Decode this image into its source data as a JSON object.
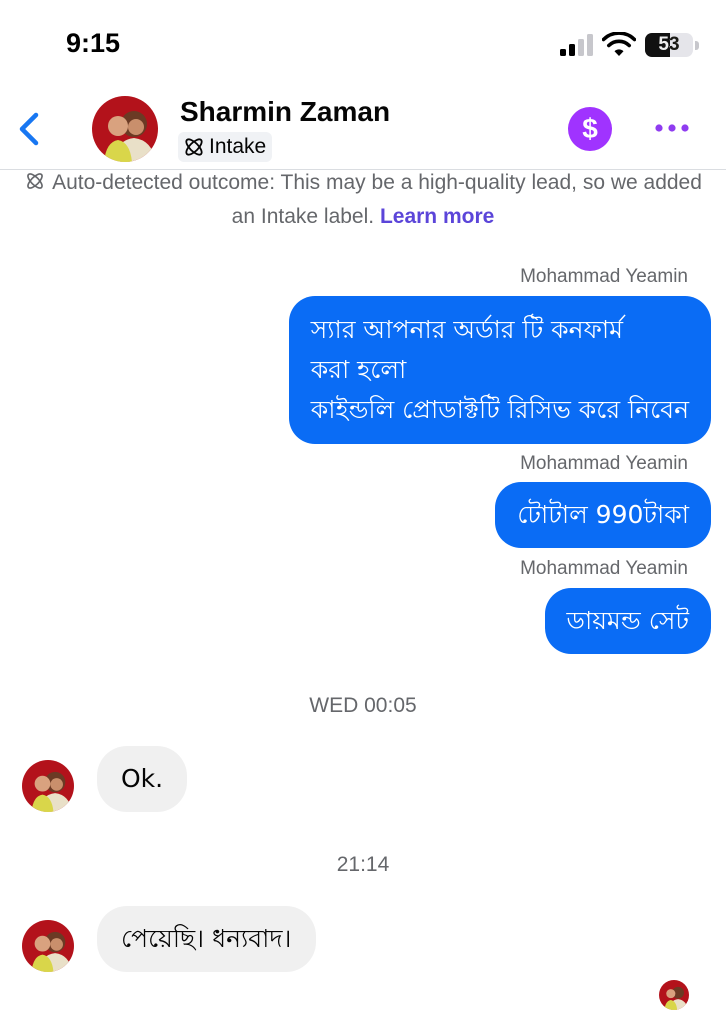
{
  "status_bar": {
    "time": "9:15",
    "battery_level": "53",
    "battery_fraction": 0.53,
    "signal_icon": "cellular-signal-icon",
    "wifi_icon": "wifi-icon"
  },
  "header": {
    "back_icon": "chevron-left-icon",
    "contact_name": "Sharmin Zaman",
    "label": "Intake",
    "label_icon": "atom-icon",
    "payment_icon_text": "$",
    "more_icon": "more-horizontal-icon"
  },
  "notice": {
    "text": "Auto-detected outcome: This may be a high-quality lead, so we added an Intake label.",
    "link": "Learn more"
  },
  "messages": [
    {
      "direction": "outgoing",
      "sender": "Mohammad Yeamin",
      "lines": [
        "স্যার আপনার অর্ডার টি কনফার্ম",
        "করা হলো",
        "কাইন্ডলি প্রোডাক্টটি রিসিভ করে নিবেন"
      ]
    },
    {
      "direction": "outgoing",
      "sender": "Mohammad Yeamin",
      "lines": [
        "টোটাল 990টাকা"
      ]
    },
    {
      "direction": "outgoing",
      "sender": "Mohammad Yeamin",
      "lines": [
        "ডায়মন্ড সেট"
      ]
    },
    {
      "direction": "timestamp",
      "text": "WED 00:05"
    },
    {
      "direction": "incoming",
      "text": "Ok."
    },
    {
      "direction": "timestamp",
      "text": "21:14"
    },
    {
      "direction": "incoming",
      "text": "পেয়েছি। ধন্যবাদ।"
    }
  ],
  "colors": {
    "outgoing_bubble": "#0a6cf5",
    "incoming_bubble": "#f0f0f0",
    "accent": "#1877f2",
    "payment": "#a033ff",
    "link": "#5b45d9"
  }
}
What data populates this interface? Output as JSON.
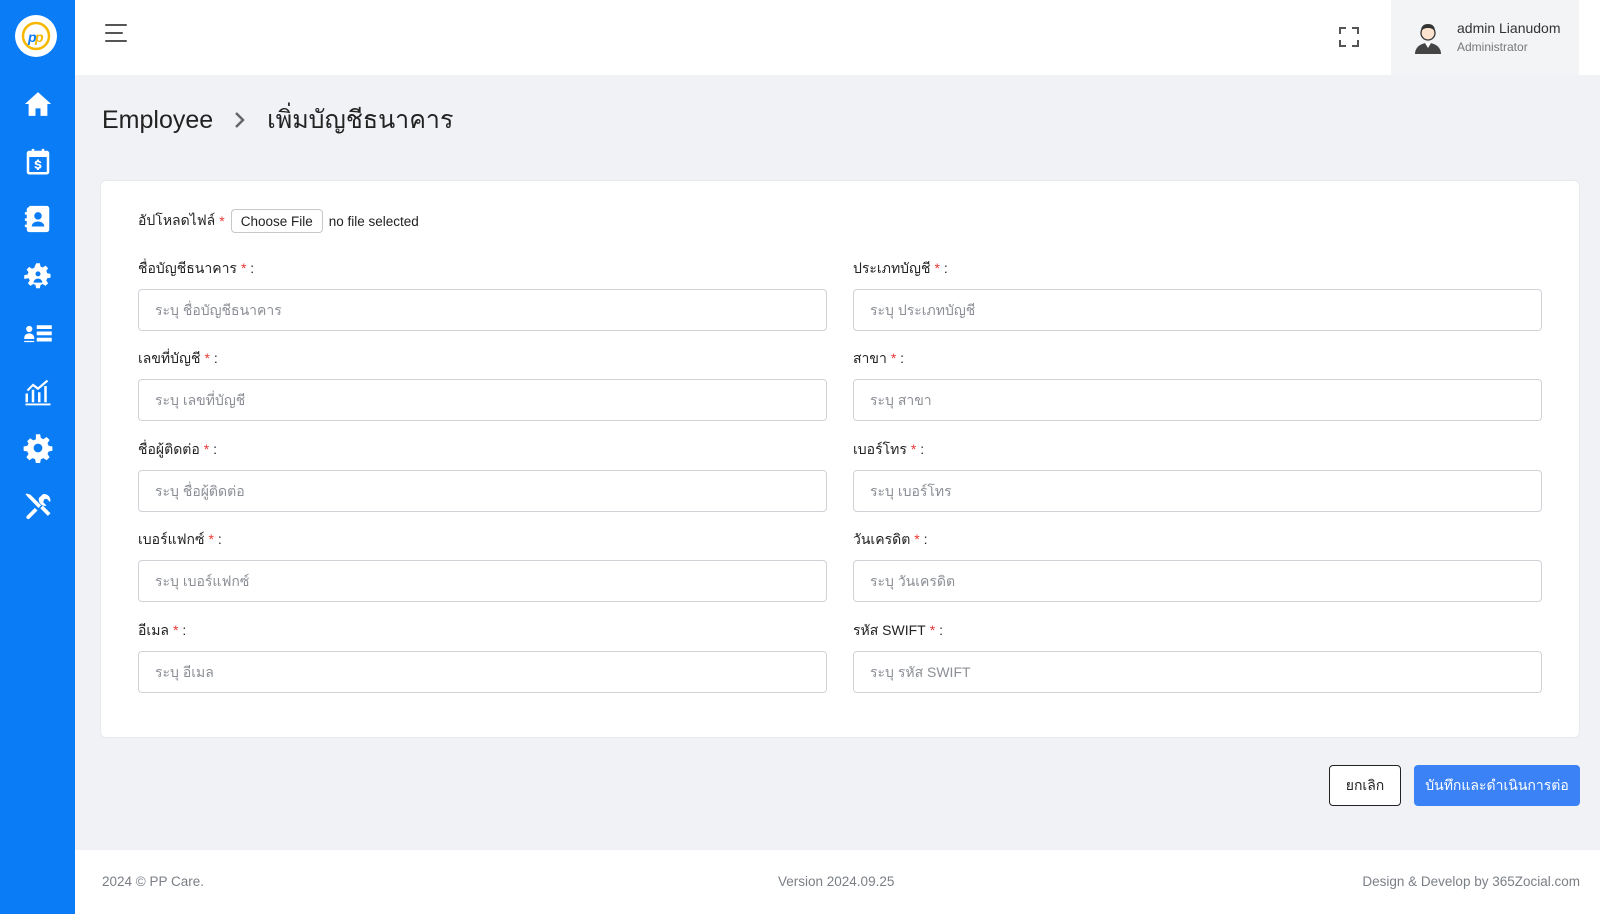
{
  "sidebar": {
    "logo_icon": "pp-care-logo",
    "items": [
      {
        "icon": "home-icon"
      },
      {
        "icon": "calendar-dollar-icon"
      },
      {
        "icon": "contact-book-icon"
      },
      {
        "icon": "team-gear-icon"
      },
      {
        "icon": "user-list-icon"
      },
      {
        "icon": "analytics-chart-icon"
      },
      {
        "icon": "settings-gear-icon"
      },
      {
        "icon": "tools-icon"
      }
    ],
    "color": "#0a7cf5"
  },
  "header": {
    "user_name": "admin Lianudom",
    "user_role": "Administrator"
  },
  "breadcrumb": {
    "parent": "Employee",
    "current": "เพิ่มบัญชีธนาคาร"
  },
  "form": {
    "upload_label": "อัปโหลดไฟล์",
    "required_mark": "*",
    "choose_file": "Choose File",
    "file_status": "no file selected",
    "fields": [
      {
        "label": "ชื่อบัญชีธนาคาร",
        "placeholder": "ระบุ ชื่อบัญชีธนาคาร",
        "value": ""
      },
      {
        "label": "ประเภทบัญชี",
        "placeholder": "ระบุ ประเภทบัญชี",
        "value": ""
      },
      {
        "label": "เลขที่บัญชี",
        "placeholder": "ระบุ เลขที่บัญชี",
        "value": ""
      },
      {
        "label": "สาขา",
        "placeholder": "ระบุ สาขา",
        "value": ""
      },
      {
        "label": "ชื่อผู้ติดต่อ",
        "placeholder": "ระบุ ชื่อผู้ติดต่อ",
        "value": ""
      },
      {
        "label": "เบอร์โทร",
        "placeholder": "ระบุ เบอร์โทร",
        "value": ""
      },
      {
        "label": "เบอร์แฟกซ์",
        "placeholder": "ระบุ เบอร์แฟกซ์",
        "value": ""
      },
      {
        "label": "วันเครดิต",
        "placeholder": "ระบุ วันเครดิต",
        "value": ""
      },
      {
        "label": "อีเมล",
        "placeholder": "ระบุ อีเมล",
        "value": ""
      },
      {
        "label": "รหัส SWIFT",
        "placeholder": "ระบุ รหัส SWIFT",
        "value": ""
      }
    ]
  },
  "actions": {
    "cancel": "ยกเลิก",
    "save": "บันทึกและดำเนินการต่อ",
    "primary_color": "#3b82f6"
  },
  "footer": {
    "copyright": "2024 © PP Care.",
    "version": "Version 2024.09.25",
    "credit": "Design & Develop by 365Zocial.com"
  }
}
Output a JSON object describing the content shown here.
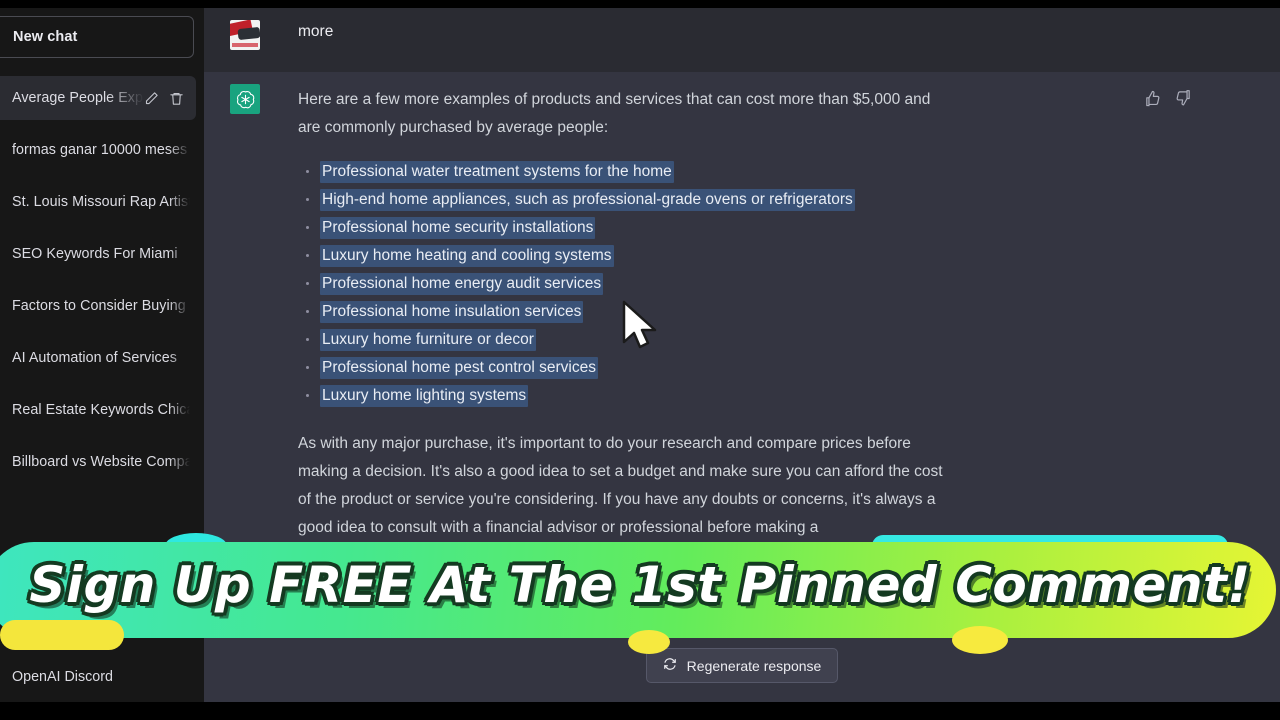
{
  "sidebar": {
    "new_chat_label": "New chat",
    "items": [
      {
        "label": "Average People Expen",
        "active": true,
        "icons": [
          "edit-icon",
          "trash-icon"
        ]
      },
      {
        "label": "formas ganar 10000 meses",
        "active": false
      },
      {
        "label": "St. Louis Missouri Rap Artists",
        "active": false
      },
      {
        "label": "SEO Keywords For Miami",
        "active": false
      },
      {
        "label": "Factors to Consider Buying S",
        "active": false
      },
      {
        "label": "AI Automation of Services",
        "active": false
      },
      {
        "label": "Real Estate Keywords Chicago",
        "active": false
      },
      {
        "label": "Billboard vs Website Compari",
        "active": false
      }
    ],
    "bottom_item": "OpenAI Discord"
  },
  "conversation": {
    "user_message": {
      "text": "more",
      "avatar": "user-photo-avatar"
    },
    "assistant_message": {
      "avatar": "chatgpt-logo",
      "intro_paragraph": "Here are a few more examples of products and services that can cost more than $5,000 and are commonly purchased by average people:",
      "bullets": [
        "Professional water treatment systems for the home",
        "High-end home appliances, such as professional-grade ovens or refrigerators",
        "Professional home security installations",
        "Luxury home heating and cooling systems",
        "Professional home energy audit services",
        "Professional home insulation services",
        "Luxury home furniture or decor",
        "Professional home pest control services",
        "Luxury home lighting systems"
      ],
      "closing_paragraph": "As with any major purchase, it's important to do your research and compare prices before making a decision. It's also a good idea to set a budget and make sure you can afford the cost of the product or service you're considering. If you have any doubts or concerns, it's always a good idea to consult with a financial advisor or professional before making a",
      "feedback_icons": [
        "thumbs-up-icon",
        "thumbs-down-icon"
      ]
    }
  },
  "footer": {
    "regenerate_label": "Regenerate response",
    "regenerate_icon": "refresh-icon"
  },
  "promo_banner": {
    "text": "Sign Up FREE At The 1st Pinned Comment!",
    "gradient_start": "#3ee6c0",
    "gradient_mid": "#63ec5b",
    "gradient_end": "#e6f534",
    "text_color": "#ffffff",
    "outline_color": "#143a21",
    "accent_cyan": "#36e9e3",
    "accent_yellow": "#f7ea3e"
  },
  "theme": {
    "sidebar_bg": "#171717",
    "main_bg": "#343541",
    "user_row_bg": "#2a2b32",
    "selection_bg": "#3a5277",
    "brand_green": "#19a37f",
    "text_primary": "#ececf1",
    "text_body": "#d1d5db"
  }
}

_ _ _

Set the listing down in full and exactly. Pictures within it should not appear in the copy.

Decode this image into its source data as a JSON object.
{
  "status_bar": {
    "time": "9:15",
    "battery_level": "53",
    "battery_fraction": 0.53,
    "signal_icon": "cellular-signal-icon",
    "wifi_icon": "wifi-icon"
  },
  "header": {
    "back_icon": "chevron-left-icon",
    "contact_name": "Sharmin Zaman",
    "label": "Intake",
    "label_icon": "atom-icon",
    "payment_icon_text": "$",
    "more_icon": "more-horizontal-icon"
  },
  "notice": {
    "text": "Auto-detected outcome: This may be a high-quality lead, so we added an Intake label.",
    "link": "Learn more"
  },
  "messages": [
    {
      "direction": "outgoing",
      "sender": "Mohammad Yeamin",
      "lines": [
        "স্যার আপনার অর্ডার টি কনফার্ম",
        "করা হলো",
        "কাইন্ডলি প্রোডাক্টটি রিসিভ করে নিবেন"
      ]
    },
    {
      "direction": "outgoing",
      "sender": "Mohammad Yeamin",
      "lines": [
        "টোটাল 990টাকা"
      ]
    },
    {
      "direction": "outgoing",
      "sender": "Mohammad Yeamin",
      "lines": [
        "ডায়মন্ড সেট"
      ]
    },
    {
      "direction": "timestamp",
      "text": "WED 00:05"
    },
    {
      "direction": "incoming",
      "text": "Ok."
    },
    {
      "direction": "timestamp",
      "text": "21:14"
    },
    {
      "direction": "incoming",
      "text": "পেয়েছি। ধন্যবাদ।"
    }
  ],
  "colors": {
    "outgoing_bubble": "#0a6cf5",
    "incoming_bubble": "#f0f0f0",
    "accent": "#1877f2",
    "payment": "#a033ff",
    "link": "#5b45d9"
  }
}
What data populates this interface? Output as JSON.
{
  "sidebar": {
    "logo_icon": "pp-care-logo",
    "items": [
      {
        "icon": "home-icon"
      },
      {
        "icon": "calendar-dollar-icon"
      },
      {
        "icon": "contact-book-icon"
      },
      {
        "icon": "team-gear-icon"
      },
      {
        "icon": "user-list-icon"
      },
      {
        "icon": "analytics-chart-icon"
      },
      {
        "icon": "settings-gear-icon"
      },
      {
        "icon": "tools-icon"
      }
    ],
    "color": "#0a7cf5"
  },
  "header": {
    "user_name": "admin Lianudom",
    "user_role": "Administrator"
  },
  "breadcrumb": {
    "parent": "Employee",
    "current": "เพิ่มบัญชีธนาคาร"
  },
  "form": {
    "upload_label": "อัปโหลดไฟล์",
    "required_mark": "*",
    "choose_file": "Choose File",
    "file_status": "no file selected",
    "fields": [
      {
        "label": "ชื่อบัญชีธนาคาร",
        "placeholder": "ระบุ ชื่อบัญชีธนาคาร",
        "value": ""
      },
      {
        "label": "ประเภทบัญชี",
        "placeholder": "ระบุ ประเภทบัญชี",
        "value": ""
      },
      {
        "label": "เลขที่บัญชี",
        "placeholder": "ระบุ เลขที่บัญชี",
        "value": ""
      },
      {
        "label": "สาขา",
        "placeholder": "ระบุ สาขา",
        "value": ""
      },
      {
        "label": "ชื่อผู้ติดต่อ",
        "placeholder": "ระบุ ชื่อผู้ติดต่อ",
        "value": ""
      },
      {
        "label": "เบอร์โทร",
        "placeholder": "ระบุ เบอร์โทร",
        "value": ""
      },
      {
        "label": "เบอร์แฟกซ์",
        "placeholder": "ระบุ เบอร์แฟกซ์",
        "value": ""
      },
      {
        "label": "วันเครดิต",
        "placeholder": "ระบุ วันเครดิต",
        "value": ""
      },
      {
        "label": "อีเมล",
        "placeholder": "ระบุ อีเมล",
        "value": ""
      },
      {
        "label": "รหัส SWIFT",
        "placeholder": "ระบุ รหัส SWIFT",
        "value": ""
      }
    ]
  },
  "actions": {
    "cancel": "ยกเลิก",
    "save": "บันทึกและดำเนินการต่อ",
    "primary_color": "#3b82f6"
  },
  "footer": {
    "copyright": "2024 © PP Care.",
    "version": "Version 2024.09.25",
    "credit": "Design & Develop by 365Zocial.com"
  }
}
Output a JSON object describing the content shown here.
{
  "sidebar": {
    "new_chat_label": "New chat",
    "items": [
      {
        "label": "Average People Expen",
        "active": true,
        "icons": [
          "edit-icon",
          "trash-icon"
        ]
      },
      {
        "label": "formas ganar 10000 meses",
        "active": false
      },
      {
        "label": "St. Louis Missouri Rap Artists",
        "active": false
      },
      {
        "label": "SEO Keywords For Miami",
        "active": false
      },
      {
        "label": "Factors to Consider Buying S",
        "active": false
      },
      {
        "label": "AI Automation of Services",
        "active": false
      },
      {
        "label": "Real Estate Keywords Chicago",
        "active": false
      },
      {
        "label": "Billboard vs Website Compari",
        "active": false
      }
    ],
    "bottom_item": "OpenAI Discord"
  },
  "conversation": {
    "user_message": {
      "text": "more",
      "avatar": "user-photo-avatar"
    },
    "assistant_message": {
      "avatar": "chatgpt-logo",
      "intro_paragraph": "Here are a few more examples of products and services that can cost more than $5,000 and are commonly purchased by average people:",
      "bullets": [
        "Professional water treatment systems for the home",
        "High-end home appliances, such as professional-grade ovens or refrigerators",
        "Professional home security installations",
        "Luxury home heating and cooling systems",
        "Professional home energy audit services",
        "Professional home insulation services",
        "Luxury home furniture or decor",
        "Professional home pest control services",
        "Luxury home lighting systems"
      ],
      "closing_paragraph": "As with any major purchase, it's important to do your research and compare prices before making a decision. It's also a good idea to set a budget and make sure you can afford the cost of the product or service you're considering. If you have any doubts or concerns, it's always a good idea to consult with a financial advisor or professional before making a",
      "feedback_icons": [
        "thumbs-up-icon",
        "thumbs-down-icon"
      ]
    }
  },
  "footer": {
    "regenerate_label": "Regenerate response",
    "regenerate_icon": "refresh-icon"
  },
  "promo_banner": {
    "text": "Sign Up FREE At The 1st Pinned Comment!",
    "gradient_start": "#3ee6c0",
    "gradient_mid": "#63ec5b",
    "gradient_end": "#e6f534",
    "text_color": "#ffffff",
    "outline_color": "#143a21",
    "accent_cyan": "#36e9e3",
    "accent_yellow": "#f7ea3e"
  },
  "theme": {
    "sidebar_bg": "#171717",
    "main_bg": "#343541",
    "user_row_bg": "#2a2b32",
    "selection_bg": "#3a5277",
    "brand_green": "#19a37f",
    "text_primary": "#ececf1",
    "text_body": "#d1d5db"
  }
}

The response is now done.